§ Task instructions
Rewrite the data from its first line through the line containing "panel-a-x-tick-label-3: 1.5 bbox=[909, 727, 949, 759]", switching every "bbox" to "box" and leaving all else unchanged.

#### Material ####

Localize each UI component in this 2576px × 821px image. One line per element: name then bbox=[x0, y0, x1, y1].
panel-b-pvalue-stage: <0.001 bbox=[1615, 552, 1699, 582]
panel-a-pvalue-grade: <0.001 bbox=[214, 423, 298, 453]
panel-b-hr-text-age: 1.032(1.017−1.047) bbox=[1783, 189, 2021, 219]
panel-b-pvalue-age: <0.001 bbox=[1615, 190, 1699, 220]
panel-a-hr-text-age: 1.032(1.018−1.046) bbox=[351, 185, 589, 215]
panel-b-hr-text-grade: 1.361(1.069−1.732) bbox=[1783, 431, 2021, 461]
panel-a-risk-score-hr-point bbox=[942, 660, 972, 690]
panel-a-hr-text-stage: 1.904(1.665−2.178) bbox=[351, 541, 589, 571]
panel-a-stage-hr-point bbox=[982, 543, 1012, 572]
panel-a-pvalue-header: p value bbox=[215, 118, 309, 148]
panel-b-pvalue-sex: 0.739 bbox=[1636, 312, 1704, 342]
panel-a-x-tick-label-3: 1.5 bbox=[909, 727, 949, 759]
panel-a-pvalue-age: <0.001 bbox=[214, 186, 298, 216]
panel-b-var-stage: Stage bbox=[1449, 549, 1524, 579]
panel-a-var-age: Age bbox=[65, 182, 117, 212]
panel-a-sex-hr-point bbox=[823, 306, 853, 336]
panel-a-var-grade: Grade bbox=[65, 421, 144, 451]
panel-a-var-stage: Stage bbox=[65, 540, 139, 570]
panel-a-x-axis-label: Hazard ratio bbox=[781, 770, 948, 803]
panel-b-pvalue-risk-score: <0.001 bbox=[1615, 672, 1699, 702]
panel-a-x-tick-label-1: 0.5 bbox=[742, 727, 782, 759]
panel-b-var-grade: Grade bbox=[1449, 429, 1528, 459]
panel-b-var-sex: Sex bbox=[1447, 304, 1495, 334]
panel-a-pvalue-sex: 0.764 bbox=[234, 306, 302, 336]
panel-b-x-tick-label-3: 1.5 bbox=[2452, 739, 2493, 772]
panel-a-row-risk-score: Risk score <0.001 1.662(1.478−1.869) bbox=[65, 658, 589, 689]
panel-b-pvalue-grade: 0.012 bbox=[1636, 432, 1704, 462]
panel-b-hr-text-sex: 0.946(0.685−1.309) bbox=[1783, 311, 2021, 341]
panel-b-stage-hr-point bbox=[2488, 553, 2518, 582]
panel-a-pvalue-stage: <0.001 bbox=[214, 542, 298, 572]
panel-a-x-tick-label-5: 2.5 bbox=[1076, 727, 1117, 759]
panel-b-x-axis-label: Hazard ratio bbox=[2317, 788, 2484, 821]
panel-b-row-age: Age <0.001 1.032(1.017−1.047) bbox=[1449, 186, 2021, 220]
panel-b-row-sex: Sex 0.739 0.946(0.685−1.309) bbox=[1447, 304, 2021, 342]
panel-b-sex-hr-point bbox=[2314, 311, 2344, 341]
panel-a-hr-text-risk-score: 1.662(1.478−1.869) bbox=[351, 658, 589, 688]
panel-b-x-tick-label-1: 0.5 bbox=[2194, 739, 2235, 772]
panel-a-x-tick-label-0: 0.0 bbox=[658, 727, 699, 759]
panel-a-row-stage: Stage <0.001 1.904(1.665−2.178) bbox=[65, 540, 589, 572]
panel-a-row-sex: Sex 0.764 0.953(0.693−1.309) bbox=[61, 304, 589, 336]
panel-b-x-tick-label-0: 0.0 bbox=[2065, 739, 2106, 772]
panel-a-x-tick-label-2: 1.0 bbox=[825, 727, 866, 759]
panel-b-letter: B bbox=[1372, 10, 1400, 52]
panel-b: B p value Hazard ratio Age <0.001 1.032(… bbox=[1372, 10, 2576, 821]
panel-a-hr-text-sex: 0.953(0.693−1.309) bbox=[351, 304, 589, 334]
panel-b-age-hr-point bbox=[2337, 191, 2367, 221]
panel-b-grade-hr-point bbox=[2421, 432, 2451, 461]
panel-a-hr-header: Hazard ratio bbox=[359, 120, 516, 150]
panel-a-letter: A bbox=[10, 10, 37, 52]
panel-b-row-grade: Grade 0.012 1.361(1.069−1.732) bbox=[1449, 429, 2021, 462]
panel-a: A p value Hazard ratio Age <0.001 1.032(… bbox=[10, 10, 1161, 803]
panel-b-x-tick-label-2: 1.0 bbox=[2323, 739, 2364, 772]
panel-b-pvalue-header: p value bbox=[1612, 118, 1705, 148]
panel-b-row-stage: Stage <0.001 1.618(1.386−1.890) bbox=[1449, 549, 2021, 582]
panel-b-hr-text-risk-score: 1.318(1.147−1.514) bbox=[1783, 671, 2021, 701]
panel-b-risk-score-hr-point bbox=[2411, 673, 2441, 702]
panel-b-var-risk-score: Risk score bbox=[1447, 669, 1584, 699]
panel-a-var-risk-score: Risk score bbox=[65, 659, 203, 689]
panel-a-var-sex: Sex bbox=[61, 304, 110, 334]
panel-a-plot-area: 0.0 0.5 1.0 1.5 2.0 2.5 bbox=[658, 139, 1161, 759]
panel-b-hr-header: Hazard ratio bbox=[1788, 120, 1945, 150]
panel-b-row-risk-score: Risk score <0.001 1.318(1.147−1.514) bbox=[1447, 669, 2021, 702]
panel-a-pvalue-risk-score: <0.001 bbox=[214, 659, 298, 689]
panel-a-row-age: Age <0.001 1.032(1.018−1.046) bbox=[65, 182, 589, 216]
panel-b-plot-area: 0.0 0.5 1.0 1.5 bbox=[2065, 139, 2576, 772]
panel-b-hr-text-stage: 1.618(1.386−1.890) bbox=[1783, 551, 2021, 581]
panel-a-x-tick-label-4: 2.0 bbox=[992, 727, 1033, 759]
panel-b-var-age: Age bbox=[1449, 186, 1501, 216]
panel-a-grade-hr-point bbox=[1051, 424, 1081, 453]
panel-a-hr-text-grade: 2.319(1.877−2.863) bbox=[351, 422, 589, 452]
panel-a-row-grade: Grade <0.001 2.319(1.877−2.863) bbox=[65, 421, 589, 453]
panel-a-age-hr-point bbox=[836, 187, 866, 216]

####

§ Response to the exercise
Localize each UI component in this 2576px × 821px image. One line per element: name then box=[x0, y0, x1, y1].
panel-b-pvalue-stage: <0.001 box=[1615, 552, 1699, 582]
panel-a-pvalue-grade: <0.001 box=[214, 423, 298, 453]
panel-b-hr-text-age: 1.032(1.017−1.047) box=[1783, 189, 2021, 219]
panel-b-pvalue-age: <0.001 box=[1615, 190, 1699, 220]
panel-a-hr-text-age: 1.032(1.018−1.046) box=[351, 185, 589, 215]
panel-b-hr-text-grade: 1.361(1.069−1.732) box=[1783, 431, 2021, 461]
panel-a-risk-score-hr-point box=[942, 660, 972, 690]
panel-a-hr-text-stage: 1.904(1.665−2.178) box=[351, 541, 589, 571]
panel-a-stage-hr-point box=[982, 543, 1012, 572]
panel-a-pvalue-header: p value box=[215, 118, 309, 148]
panel-b-pvalue-sex: 0.739 box=[1636, 312, 1704, 342]
panel-a-x-tick-label-3: 1.5 box=[909, 727, 949, 759]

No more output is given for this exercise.